### [Extracted records]
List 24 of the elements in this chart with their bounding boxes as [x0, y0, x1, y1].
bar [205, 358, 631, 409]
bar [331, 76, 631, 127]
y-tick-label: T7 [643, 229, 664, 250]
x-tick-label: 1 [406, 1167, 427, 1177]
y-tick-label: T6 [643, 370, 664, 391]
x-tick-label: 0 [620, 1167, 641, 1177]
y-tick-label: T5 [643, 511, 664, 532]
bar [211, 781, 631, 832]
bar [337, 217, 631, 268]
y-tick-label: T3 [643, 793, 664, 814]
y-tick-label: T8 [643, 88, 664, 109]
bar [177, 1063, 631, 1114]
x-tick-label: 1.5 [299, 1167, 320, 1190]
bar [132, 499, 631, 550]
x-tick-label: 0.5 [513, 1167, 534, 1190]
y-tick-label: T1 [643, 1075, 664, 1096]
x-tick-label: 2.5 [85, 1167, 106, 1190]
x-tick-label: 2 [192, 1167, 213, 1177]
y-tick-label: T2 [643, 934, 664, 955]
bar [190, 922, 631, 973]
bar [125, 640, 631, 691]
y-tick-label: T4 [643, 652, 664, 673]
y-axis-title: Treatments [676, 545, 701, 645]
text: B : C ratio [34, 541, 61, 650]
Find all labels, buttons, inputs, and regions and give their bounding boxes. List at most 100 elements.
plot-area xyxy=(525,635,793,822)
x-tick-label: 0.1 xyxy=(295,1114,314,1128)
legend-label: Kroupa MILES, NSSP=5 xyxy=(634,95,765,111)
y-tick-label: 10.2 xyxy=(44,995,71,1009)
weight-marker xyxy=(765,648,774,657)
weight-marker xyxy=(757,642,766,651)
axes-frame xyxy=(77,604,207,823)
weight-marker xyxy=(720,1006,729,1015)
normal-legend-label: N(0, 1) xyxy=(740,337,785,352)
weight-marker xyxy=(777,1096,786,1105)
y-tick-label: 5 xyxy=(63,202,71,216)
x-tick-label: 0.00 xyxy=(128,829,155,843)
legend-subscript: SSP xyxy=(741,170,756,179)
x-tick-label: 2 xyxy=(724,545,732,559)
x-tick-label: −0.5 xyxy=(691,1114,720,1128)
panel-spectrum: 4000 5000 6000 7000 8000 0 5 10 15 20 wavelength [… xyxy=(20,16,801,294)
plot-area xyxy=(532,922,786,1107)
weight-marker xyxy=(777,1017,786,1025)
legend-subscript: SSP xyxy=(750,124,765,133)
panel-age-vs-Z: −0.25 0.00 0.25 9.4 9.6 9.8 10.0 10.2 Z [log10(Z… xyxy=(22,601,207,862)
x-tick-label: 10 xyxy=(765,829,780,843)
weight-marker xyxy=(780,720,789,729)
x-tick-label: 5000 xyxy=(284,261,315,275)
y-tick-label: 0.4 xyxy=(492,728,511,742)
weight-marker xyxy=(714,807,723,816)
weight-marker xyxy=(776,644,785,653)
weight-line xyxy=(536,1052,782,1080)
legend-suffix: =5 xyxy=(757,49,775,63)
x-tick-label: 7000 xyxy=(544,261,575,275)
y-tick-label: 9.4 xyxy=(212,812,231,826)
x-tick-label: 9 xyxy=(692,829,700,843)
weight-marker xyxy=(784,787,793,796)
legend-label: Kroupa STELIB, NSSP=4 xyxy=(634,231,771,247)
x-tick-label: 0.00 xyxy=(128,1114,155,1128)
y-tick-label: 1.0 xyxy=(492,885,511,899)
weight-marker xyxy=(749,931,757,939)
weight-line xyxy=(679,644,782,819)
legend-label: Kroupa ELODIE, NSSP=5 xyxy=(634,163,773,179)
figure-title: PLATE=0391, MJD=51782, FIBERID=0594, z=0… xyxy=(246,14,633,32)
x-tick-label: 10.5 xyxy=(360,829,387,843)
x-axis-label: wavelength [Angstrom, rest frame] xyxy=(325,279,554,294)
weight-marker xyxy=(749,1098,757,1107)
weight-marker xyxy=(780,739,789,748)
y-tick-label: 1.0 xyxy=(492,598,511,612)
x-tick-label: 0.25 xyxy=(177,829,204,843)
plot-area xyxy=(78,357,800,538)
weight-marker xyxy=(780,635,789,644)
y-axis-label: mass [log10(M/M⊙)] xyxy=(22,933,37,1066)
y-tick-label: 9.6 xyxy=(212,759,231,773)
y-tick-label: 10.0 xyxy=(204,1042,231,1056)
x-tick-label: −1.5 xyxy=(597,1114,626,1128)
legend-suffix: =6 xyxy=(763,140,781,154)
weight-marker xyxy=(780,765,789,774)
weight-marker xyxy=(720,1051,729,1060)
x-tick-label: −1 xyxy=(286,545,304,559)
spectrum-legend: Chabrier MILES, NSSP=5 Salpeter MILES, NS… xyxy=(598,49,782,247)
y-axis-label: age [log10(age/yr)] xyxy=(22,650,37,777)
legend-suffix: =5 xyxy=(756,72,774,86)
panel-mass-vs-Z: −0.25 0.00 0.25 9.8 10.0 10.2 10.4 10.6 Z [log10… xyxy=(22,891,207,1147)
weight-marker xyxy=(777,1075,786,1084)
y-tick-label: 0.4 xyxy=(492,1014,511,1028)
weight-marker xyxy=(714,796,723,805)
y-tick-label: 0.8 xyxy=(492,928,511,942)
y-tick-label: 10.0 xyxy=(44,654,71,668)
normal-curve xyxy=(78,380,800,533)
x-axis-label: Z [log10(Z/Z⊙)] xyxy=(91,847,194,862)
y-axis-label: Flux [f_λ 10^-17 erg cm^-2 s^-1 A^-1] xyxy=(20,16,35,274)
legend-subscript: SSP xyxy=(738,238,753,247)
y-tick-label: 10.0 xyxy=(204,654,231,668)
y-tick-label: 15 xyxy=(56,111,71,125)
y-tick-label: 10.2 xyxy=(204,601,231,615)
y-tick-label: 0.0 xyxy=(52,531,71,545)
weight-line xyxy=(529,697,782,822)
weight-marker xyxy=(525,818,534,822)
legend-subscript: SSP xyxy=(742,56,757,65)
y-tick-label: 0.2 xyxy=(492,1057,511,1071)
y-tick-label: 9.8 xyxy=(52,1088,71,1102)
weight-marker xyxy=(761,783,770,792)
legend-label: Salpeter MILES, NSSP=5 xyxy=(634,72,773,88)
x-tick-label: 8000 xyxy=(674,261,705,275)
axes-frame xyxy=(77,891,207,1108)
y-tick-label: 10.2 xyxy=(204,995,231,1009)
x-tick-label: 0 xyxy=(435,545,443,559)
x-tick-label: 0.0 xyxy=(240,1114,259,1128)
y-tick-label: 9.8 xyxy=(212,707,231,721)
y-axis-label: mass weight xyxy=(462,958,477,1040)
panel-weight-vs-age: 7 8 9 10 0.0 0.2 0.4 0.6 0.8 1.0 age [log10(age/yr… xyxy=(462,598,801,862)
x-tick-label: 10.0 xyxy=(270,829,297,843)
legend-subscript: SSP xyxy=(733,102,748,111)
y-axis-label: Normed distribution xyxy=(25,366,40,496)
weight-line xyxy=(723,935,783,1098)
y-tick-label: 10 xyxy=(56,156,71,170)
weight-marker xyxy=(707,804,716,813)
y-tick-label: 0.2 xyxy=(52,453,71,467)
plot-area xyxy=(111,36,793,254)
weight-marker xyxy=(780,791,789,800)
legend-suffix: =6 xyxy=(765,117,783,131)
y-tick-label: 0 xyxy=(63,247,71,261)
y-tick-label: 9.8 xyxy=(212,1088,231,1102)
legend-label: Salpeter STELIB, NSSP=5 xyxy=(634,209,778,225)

### [Required work]
Change every occurrence of "weight-marker" to "weight-dot" and reproduce all of the items above, leaving everything else unchanged.

### [Task response]
List 24 of the elements in this chart with their bounding boxes as [x0, y0, x1, y1].
bar [205, 358, 631, 409]
bar [331, 76, 631, 127]
y-tick-label: T7 [643, 229, 664, 250]
x-tick-label: 1 [406, 1167, 427, 1177]
y-tick-label: T6 [643, 370, 664, 391]
x-tick-label: 0 [620, 1167, 641, 1177]
y-tick-label: T5 [643, 511, 664, 532]
bar [211, 781, 631, 832]
bar [337, 217, 631, 268]
y-tick-label: T3 [643, 793, 664, 814]
y-tick-label: T8 [643, 88, 664, 109]
bar [177, 1063, 631, 1114]
x-tick-label: 1.5 [299, 1167, 320, 1190]
bar [132, 499, 631, 550]
x-tick-label: 0.5 [513, 1167, 534, 1190]
y-tick-label: T1 [643, 1075, 664, 1096]
x-tick-label: 2.5 [85, 1167, 106, 1190]
x-tick-label: 2 [192, 1167, 213, 1177]
y-tick-label: T2 [643, 934, 664, 955]
bar [190, 922, 631, 973]
bar [125, 640, 631, 691]
y-tick-label: T4 [643, 652, 664, 673]
y-axis-title: Treatments [676, 545, 701, 645]
text: B : C ratio [34, 541, 61, 650]
Find all labels, buttons, inputs, and regions and give their bounding boxes. List at most 100 elements.
plot-area xyxy=(525,635,793,822)
x-tick-label: 0.1 xyxy=(295,1114,314,1128)
legend-label: Kroupa MILES, NSSP=5 xyxy=(634,95,765,111)
y-tick-label: 10.2 xyxy=(44,995,71,1009)
weight-dot xyxy=(765,648,774,657)
weight-dot xyxy=(757,642,766,651)
axes-frame xyxy=(77,604,207,823)
weight-dot xyxy=(720,1006,729,1015)
normal-legend-label: N(0, 1) xyxy=(740,337,785,352)
weight-dot xyxy=(777,1096,786,1105)
y-tick-label: 5 xyxy=(63,202,71,216)
x-tick-label: 0.00 xyxy=(128,829,155,843)
legend-subscript: SSP xyxy=(741,170,756,179)
x-tick-label: 2 xyxy=(724,545,732,559)
x-tick-label: −0.5 xyxy=(691,1114,720,1128)
panel-spectrum: 4000 5000 6000 7000 8000 0 5 10 15 20 wavelength [… xyxy=(20,16,801,294)
plot-area xyxy=(532,922,786,1107)
weight-dot xyxy=(777,1017,786,1025)
legend-subscript: SSP xyxy=(750,124,765,133)
panel-age-vs-Z: −0.25 0.00 0.25 9.4 9.6 9.8 10.0 10.2 Z [log10(Z… xyxy=(22,601,207,862)
x-tick-label: 10 xyxy=(765,829,780,843)
weight-dot xyxy=(780,720,789,729)
x-tick-label: 5000 xyxy=(284,261,315,275)
y-tick-label: 0.4 xyxy=(492,728,511,742)
weight-dot xyxy=(714,807,723,816)
weight-dot xyxy=(776,644,785,653)
weight-line xyxy=(536,1052,782,1080)
legend-suffix: =5 xyxy=(757,49,775,63)
x-tick-label: 7000 xyxy=(544,261,575,275)
y-tick-label: 9.4 xyxy=(212,812,231,826)
x-tick-label: 9 xyxy=(692,829,700,843)
weight-dot xyxy=(784,787,793,796)
legend-label: Kroupa STELIB, NSSP=4 xyxy=(634,231,771,247)
x-tick-label: 0.00 xyxy=(128,1114,155,1128)
y-tick-label: 1.0 xyxy=(492,885,511,899)
weight-dot xyxy=(749,931,757,939)
weight-line xyxy=(679,644,782,819)
legend-label: Kroupa ELODIE, NSSP=5 xyxy=(634,163,773,179)
figure-title: PLATE=0391, MJD=51782, FIBERID=0594, z=0… xyxy=(246,14,633,32)
x-tick-label: 10.5 xyxy=(360,829,387,843)
x-axis-label: wavelength [Angstrom, rest frame] xyxy=(325,279,554,294)
weight-dot xyxy=(749,1098,757,1107)
weight-dot xyxy=(780,739,789,748)
y-tick-label: 1.0 xyxy=(492,598,511,612)
x-tick-label: 0.25 xyxy=(177,829,204,843)
plot-area xyxy=(78,357,800,538)
weight-dot xyxy=(780,635,789,644)
y-axis-label: mass [log10(M/M⊙)] xyxy=(22,933,37,1066)
y-tick-label: 9.6 xyxy=(212,759,231,773)
y-tick-label: 10.0 xyxy=(204,1042,231,1056)
x-tick-label: −1.5 xyxy=(597,1114,626,1128)
legend-suffix: =6 xyxy=(763,140,781,154)
weight-dot xyxy=(780,765,789,774)
weight-dot xyxy=(720,1051,729,1060)
x-tick-label: −1 xyxy=(286,545,304,559)
spectrum-legend: Chabrier MILES, NSSP=5 Salpeter MILES, NS… xyxy=(598,49,782,247)
y-axis-label: age [log10(age/yr)] xyxy=(22,650,37,777)
legend-suffix: =5 xyxy=(756,72,774,86)
panel-mass-vs-Z: −0.25 0.00 0.25 9.8 10.0 10.2 10.4 10.6 Z [log10… xyxy=(22,891,207,1147)
weight-dot xyxy=(777,1075,786,1084)
y-tick-label: 0.4 xyxy=(492,1014,511,1028)
weight-dot xyxy=(714,796,723,805)
y-tick-label: 0.8 xyxy=(492,928,511,942)
y-tick-label: 10.0 xyxy=(44,654,71,668)
normal-curve xyxy=(78,380,800,533)
x-axis-label: Z [log10(Z/Z⊙)] xyxy=(91,847,194,862)
y-axis-label: Flux [f_λ 10^-17 erg cm^-2 s^-1 A^-1] xyxy=(20,16,35,274)
legend-subscript: SSP xyxy=(738,238,753,247)
y-tick-label: 10.0 xyxy=(204,654,231,668)
y-tick-label: 15 xyxy=(56,111,71,125)
y-tick-label: 10.2 xyxy=(204,601,231,615)
y-tick-label: 0.0 xyxy=(52,531,71,545)
weight-line xyxy=(529,697,782,822)
weight-dot xyxy=(525,818,534,822)
legend-subscript: SSP xyxy=(742,56,757,65)
y-tick-label: 0.2 xyxy=(492,1057,511,1071)
y-tick-label: 9.8 xyxy=(52,1088,71,1102)
weight-dot xyxy=(761,783,770,792)
legend-label: Salpeter MILES, NSSP=5 xyxy=(634,72,773,88)
x-tick-label: 8000 xyxy=(674,261,705,275)
axes-frame xyxy=(77,891,207,1108)
y-tick-label: 10.2 xyxy=(204,995,231,1009)
x-tick-label: 0 xyxy=(435,545,443,559)
x-tick-label: 0.0 xyxy=(240,1114,259,1128)
y-tick-label: 9.8 xyxy=(212,707,231,721)
y-axis-label: mass weight xyxy=(462,958,477,1040)
panel-weight-vs-age: 7 8 9 10 0.0 0.2 0.4 0.6 0.8 1.0 age [log10(age/yr… xyxy=(462,598,801,862)
x-tick-label: 10.0 xyxy=(270,829,297,843)
legend-subscript: SSP xyxy=(733,102,748,111)
y-axis-label: Normed distribution xyxy=(25,366,40,496)
weight-line xyxy=(723,935,783,1098)
y-tick-label: 10 xyxy=(56,156,71,170)
weight-dot xyxy=(707,804,716,813)
y-tick-label: 0.2 xyxy=(52,453,71,467)
plot-area xyxy=(111,36,793,254)
weight-dot xyxy=(780,791,789,800)
legend-suffix: =6 xyxy=(765,117,783,131)
y-tick-label: 0 xyxy=(63,247,71,261)
y-tick-label: 9.8 xyxy=(212,1088,231,1102)
legend-label: Salpeter STELIB, NSSP=5 xyxy=(634,209,778,225)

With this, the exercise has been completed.